* **SOURCE MATERIAL**

** START **

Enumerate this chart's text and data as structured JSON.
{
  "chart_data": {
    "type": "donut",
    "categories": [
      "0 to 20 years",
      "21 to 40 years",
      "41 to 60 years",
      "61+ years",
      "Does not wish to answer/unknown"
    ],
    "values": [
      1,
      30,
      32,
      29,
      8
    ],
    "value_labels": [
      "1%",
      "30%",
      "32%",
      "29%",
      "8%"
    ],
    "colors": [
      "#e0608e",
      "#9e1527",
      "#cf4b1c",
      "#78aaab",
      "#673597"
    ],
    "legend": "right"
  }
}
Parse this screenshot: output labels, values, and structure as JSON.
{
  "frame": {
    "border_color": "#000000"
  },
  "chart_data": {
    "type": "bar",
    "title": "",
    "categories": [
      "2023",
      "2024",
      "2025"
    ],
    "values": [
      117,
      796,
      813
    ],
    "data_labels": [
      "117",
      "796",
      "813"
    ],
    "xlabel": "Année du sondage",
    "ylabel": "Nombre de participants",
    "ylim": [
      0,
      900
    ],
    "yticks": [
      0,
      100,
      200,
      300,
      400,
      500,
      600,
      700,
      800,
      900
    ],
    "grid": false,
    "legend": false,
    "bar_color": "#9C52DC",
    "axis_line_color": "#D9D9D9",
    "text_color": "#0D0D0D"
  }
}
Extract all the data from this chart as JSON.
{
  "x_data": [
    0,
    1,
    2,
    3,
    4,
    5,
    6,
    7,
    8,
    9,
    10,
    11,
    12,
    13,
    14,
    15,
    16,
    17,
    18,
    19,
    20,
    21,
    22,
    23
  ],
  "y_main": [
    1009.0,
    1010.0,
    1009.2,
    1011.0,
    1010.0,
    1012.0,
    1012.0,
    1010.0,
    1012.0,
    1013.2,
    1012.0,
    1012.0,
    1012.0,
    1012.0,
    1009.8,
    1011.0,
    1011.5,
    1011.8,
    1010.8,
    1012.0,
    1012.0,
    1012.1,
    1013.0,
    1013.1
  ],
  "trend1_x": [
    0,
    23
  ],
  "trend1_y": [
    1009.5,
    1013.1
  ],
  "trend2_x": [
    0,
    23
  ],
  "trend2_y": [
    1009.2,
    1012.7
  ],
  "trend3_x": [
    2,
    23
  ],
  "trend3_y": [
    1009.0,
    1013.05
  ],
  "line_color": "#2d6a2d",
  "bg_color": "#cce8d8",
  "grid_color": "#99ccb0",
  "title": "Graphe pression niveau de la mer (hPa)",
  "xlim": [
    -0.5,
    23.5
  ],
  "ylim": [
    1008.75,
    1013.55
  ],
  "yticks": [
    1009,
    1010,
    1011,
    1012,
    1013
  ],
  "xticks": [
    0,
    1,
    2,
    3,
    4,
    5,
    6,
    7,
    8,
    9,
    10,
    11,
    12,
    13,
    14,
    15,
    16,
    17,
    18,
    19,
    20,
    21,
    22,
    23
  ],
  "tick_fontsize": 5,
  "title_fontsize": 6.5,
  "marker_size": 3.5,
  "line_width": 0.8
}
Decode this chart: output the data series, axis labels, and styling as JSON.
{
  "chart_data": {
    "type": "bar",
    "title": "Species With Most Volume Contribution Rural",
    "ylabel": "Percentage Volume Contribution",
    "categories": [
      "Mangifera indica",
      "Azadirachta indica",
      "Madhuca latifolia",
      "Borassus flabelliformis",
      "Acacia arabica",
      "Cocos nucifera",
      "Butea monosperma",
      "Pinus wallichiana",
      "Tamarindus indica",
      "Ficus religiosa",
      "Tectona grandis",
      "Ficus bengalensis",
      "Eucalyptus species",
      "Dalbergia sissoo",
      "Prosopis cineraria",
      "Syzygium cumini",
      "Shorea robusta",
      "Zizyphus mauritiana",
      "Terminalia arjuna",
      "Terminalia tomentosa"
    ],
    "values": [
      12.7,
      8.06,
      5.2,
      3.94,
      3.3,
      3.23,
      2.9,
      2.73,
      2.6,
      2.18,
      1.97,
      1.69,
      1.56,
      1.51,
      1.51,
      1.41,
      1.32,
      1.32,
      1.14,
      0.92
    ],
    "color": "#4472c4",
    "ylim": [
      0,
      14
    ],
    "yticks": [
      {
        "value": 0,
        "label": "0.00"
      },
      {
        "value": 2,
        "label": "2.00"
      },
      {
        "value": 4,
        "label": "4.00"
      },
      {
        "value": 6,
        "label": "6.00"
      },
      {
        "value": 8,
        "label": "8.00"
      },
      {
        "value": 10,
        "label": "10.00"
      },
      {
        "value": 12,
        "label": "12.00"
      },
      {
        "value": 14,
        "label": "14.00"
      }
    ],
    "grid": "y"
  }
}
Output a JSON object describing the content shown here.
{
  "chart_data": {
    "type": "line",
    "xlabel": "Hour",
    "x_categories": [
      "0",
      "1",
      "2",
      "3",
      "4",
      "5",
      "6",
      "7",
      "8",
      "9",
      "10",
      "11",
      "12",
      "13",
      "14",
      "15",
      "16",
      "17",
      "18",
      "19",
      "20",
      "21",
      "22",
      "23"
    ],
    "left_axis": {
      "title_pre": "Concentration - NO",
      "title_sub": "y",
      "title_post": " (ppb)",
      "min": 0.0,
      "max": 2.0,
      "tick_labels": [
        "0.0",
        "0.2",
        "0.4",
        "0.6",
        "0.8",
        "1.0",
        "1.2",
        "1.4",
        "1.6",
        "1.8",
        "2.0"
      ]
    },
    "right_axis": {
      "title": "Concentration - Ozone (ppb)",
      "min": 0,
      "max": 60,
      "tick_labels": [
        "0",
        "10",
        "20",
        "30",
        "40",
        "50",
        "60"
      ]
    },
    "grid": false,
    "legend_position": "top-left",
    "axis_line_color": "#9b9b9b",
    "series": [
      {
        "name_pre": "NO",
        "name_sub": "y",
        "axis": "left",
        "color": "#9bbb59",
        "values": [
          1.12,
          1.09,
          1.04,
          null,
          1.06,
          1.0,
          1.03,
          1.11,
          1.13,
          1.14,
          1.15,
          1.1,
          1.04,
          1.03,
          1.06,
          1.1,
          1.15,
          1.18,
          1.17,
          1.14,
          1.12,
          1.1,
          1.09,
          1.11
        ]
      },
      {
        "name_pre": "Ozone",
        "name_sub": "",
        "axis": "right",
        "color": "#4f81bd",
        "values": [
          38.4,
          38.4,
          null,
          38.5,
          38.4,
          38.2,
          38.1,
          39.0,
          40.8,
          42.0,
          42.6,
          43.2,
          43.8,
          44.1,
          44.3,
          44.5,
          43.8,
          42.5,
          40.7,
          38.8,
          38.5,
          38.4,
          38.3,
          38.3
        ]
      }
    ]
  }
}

** END **

* **OBJECTIVE**
Repeat every record, keeping each word and mark exactly as it is.

* **THE RESULT**
Enumerate this chart's text and data as structured JSON.
{
  "chart_data": {
    "type": "donut",
    "categories": [
      "0 to 20 years",
      "21 to 40 years",
      "41 to 60 years",
      "61+ years",
      "Does not wish to answer/unknown"
    ],
    "values": [
      1,
      30,
      32,
      29,
      8
    ],
    "value_labels": [
      "1%",
      "30%",
      "32%",
      "29%",
      "8%"
    ],
    "colors": [
      "#e0608e",
      "#9e1527",
      "#cf4b1c",
      "#78aaab",
      "#673597"
    ],
    "legend": "right"
  }
}
Parse this screenshot: output labels, values, and structure as JSON.
{
  "frame": {
    "border_color": "#000000"
  },
  "chart_data": {
    "type": "bar",
    "title": "",
    "categories": [
      "2023",
      "2024",
      "2025"
    ],
    "values": [
      117,
      796,
      813
    ],
    "data_labels": [
      "117",
      "796",
      "813"
    ],
    "xlabel": "Année du sondage",
    "ylabel": "Nombre de participants",
    "ylim": [
      0,
      900
    ],
    "yticks": [
      0,
      100,
      200,
      300,
      400,
      500,
      600,
      700,
      800,
      900
    ],
    "grid": false,
    "legend": false,
    "bar_color": "#9C52DC",
    "axis_line_color": "#D9D9D9",
    "text_color": "#0D0D0D"
  }
}
Extract all the data from this chart as JSON.
{
  "x_data": [
    0,
    1,
    2,
    3,
    4,
    5,
    6,
    7,
    8,
    9,
    10,
    11,
    12,
    13,
    14,
    15,
    16,
    17,
    18,
    19,
    20,
    21,
    22,
    23
  ],
  "y_main": [
    1009.0,
    1010.0,
    1009.2,
    1011.0,
    1010.0,
    1012.0,
    1012.0,
    1010.0,
    1012.0,
    1013.2,
    1012.0,
    1012.0,
    1012.0,
    1012.0,
    1009.8,
    1011.0,
    1011.5,
    1011.8,
    1010.8,
    1012.0,
    1012.0,
    1012.1,
    1013.0,
    1013.1
  ],
  "trend1_x": [
    0,
    23
  ],
  "trend1_y": [
    1009.5,
    1013.1
  ],
  "trend2_x": [
    0,
    23
  ],
  "trend2_y": [
    1009.2,
    1012.7
  ],
  "trend3_x": [
    2,
    23
  ],
  "trend3_y": [
    1009.0,
    1013.05
  ],
  "line_color": "#2d6a2d",
  "bg_color": "#cce8d8",
  "grid_color": "#99ccb0",
  "title": "Graphe pression niveau de la mer (hPa)",
  "xlim": [
    -0.5,
    23.5
  ],
  "ylim": [
    1008.75,
    1013.55
  ],
  "yticks": [
    1009,
    1010,
    1011,
    1012,
    1013
  ],
  "xticks": [
    0,
    1,
    2,
    3,
    4,
    5,
    6,
    7,
    8,
    9,
    10,
    11,
    12,
    13,
    14,
    15,
    16,
    17,
    18,
    19,
    20,
    21,
    22,
    23
  ],
  "tick_fontsize": 5,
  "title_fontsize": 6.5,
  "marker_size": 3.5,
  "line_width": 0.8
}
Decode this chart: output the data series, axis labels, and styling as JSON.
{
  "chart_data": {
    "type": "bar",
    "title": "Species With Most Volume Contribution Rural",
    "ylabel": "Percentage Volume Contribution",
    "categories": [
      "Mangifera indica",
      "Azadirachta indica",
      "Madhuca latifolia",
      "Borassus flabelliformis",
      "Acacia arabica",
      "Cocos nucifera",
      "Butea monosperma",
      "Pinus wallichiana",
      "Tamarindus indica",
      "Ficus religiosa",
      "Tectona grandis",
      "Ficus bengalensis",
      "Eucalyptus species",
      "Dalbergia sissoo",
      "Prosopis cineraria",
      "Syzygium cumini",
      "Shorea robusta",
      "Zizyphus mauritiana",
      "Terminalia arjuna",
      "Terminalia tomentosa"
    ],
    "values": [
      12.7,
      8.06,
      5.2,
      3.94,
      3.3,
      3.23,
      2.9,
      2.73,
      2.6,
      2.18,
      1.97,
      1.69,
      1.56,
      1.51,
      1.51,
      1.41,
      1.32,
      1.32,
      1.14,
      0.92
    ],
    "color": "#4472c4",
    "ylim": [
      0,
      14
    ],
    "yticks": [
      {
        "value": 0,
        "label": "0.00"
      },
      {
        "value": 2,
        "label": "2.00"
      },
      {
        "value": 4,
        "label": "4.00"
      },
      {
        "value": 6,
        "label": "6.00"
      },
      {
        "value": 8,
        "label": "8.00"
      },
      {
        "value": 10,
        "label": "10.00"
      },
      {
        "value": 12,
        "label": "12.00"
      },
      {
        "value": 14,
        "label": "14.00"
      }
    ],
    "grid": "y"
  }
}
Output a JSON object describing the content shown here.
{
  "chart_data": {
    "type": "line",
    "xlabel": "Hour",
    "x_categories": [
      "0",
      "1",
      "2",
      "3",
      "4",
      "5",
      "6",
      "7",
      "8",
      "9",
      "10",
      "11",
      "12",
      "13",
      "14",
      "15",
      "16",
      "17",
      "18",
      "19",
      "20",
      "21",
      "22",
      "23"
    ],
    "left_axis": {
      "title_pre": "Concentration - NO",
      "title_sub": "y",
      "title_post": " (ppb)",
      "min": 0.0,
      "max": 2.0,
      "tick_labels": [
        "0.0",
        "0.2",
        "0.4",
        "0.6",
        "0.8",
        "1.0",
        "1.2",
        "1.4",
        "1.6",
        "1.8",
        "2.0"
      ]
    },
    "right_axis": {
      "title": "Concentration - Ozone (ppb)",
      "min": 0,
      "max": 60,
      "tick_labels": [
        "0",
        "10",
        "20",
        "30",
        "40",
        "50",
        "60"
      ]
    },
    "grid": false,
    "legend_position": "top-left",
    "axis_line_color": "#9b9b9b",
    "series": [
      {
        "name_pre": "NO",
        "name_sub": "y",
        "axis": "left",
        "color": "#9bbb59",
        "values": [
          1.12,
          1.09,
          1.04,
          null,
          1.06,
          1.0,
          1.03,
          1.11,
          1.13,
          1.14,
          1.15,
          1.1,
          1.04,
          1.03,
          1.06,
          1.1,
          1.15,
          1.18,
          1.17,
          1.14,
          1.12,
          1.1,
          1.09,
          1.11
        ]
      },
      {
        "name_pre": "Ozone",
        "name_sub": "",
        "axis": "right",
        "color": "#4f81bd",
        "values": [
          38.4,
          38.4,
          null,
          38.5,
          38.4,
          38.2,
          38.1,
          39.0,
          40.8,
          42.0,
          42.6,
          43.2,
          43.8,
          44.1,
          44.3,
          44.5,
          43.8,
          42.5,
          40.7,
          38.8,
          38.5,
          38.4,
          38.3,
          38.3
        ]
      }
    ]
  }
}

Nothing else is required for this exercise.